• [What you will do]: Tally every line featuring "Beaujolais", then give that tally alone.

==== Provided material ====

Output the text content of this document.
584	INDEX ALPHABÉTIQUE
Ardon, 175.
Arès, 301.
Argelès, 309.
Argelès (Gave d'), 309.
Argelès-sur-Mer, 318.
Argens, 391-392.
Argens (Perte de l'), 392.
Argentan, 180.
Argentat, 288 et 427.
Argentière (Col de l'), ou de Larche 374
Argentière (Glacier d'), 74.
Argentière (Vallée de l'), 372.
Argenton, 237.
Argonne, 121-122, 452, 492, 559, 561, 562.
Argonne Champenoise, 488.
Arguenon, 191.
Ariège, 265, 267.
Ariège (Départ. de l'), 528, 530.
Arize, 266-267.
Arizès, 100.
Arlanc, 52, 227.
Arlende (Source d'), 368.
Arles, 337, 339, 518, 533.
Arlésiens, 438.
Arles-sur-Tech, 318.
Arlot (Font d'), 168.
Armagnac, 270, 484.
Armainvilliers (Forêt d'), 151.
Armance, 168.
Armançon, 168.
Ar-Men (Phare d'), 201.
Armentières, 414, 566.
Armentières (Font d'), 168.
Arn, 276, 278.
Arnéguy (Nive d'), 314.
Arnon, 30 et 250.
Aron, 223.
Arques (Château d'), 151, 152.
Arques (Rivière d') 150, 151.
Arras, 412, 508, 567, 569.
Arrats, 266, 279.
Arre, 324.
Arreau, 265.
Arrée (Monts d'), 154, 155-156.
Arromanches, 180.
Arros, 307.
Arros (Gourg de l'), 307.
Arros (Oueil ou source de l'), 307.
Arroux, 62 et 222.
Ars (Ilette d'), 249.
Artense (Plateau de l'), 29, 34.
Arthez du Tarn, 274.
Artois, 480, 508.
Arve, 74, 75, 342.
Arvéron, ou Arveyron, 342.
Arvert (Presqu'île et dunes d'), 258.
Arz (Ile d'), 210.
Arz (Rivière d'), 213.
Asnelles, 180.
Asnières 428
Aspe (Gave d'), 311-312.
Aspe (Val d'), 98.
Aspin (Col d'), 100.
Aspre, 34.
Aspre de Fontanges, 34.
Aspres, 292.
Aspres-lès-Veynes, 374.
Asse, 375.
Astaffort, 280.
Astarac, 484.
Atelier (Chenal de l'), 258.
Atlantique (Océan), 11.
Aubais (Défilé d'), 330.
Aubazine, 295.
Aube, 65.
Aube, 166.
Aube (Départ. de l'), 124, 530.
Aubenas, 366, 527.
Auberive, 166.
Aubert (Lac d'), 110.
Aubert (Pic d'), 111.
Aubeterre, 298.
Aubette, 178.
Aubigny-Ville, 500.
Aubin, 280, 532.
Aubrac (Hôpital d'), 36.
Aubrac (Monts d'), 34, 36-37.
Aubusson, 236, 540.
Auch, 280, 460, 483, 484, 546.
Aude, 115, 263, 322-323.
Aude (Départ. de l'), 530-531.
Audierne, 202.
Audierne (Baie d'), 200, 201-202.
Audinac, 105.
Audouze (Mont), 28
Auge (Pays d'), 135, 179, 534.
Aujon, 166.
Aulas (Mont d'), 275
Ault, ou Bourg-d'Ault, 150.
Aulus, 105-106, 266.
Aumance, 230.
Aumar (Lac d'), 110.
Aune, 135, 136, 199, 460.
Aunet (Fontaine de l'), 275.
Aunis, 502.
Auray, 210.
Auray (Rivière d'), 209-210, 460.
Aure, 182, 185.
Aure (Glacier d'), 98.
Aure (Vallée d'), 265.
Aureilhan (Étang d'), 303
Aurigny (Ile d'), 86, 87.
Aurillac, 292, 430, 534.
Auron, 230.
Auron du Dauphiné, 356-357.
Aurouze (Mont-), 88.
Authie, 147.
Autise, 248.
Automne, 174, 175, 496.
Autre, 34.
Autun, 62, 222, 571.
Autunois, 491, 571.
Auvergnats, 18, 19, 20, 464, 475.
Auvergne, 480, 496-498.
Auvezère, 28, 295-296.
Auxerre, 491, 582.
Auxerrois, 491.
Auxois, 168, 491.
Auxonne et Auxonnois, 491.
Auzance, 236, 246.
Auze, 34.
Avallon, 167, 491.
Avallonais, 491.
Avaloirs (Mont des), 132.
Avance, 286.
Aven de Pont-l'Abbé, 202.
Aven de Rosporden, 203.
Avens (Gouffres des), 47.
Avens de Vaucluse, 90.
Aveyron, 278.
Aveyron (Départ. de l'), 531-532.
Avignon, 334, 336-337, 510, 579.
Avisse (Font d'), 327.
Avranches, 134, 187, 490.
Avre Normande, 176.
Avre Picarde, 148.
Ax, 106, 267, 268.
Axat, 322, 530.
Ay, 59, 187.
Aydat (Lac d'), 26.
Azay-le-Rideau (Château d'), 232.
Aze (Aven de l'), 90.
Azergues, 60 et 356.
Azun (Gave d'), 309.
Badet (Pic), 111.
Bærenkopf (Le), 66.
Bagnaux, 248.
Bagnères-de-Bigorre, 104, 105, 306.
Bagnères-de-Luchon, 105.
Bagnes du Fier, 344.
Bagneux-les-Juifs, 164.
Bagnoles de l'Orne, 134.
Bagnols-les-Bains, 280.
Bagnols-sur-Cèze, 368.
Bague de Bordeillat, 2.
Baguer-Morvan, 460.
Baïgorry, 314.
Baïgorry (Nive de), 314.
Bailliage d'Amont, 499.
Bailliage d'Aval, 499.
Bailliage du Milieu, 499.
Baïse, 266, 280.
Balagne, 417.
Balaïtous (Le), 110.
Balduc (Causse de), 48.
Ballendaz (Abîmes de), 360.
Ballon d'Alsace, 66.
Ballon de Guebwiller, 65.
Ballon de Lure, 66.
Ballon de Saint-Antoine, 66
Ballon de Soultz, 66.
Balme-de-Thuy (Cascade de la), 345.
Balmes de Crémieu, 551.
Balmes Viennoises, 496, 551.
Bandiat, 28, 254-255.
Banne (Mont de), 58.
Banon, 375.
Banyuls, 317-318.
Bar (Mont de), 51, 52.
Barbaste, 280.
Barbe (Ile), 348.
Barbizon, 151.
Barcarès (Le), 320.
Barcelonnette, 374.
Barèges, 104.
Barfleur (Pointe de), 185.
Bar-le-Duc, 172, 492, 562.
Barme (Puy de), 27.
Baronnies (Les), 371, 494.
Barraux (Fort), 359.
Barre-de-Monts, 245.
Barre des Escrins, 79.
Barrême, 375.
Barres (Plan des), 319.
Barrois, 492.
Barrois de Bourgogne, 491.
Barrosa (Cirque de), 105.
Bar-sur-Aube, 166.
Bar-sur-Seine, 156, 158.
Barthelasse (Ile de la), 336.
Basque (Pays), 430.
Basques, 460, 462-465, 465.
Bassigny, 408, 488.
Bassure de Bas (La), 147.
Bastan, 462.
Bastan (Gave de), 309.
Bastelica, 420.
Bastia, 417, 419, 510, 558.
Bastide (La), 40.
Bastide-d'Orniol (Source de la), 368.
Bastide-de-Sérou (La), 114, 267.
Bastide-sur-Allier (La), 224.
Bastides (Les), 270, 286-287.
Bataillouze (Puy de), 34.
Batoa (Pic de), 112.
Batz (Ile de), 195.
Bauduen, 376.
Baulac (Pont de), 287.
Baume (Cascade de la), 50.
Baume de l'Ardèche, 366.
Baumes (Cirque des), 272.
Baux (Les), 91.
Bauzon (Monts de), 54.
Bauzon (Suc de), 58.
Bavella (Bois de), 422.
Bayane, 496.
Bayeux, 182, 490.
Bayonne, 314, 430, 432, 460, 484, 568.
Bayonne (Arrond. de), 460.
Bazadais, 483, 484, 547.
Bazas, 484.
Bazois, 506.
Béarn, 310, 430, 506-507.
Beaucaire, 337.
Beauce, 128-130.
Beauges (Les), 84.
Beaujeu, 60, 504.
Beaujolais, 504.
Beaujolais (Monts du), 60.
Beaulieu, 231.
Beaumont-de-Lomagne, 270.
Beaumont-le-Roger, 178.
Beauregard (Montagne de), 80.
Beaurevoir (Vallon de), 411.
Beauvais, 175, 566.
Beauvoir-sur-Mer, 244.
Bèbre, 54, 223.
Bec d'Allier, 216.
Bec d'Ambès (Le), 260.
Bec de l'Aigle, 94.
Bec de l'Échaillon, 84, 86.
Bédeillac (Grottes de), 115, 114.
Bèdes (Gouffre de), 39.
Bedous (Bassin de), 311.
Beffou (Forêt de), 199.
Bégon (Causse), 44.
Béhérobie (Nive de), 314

====

• [Exercise answer]: 2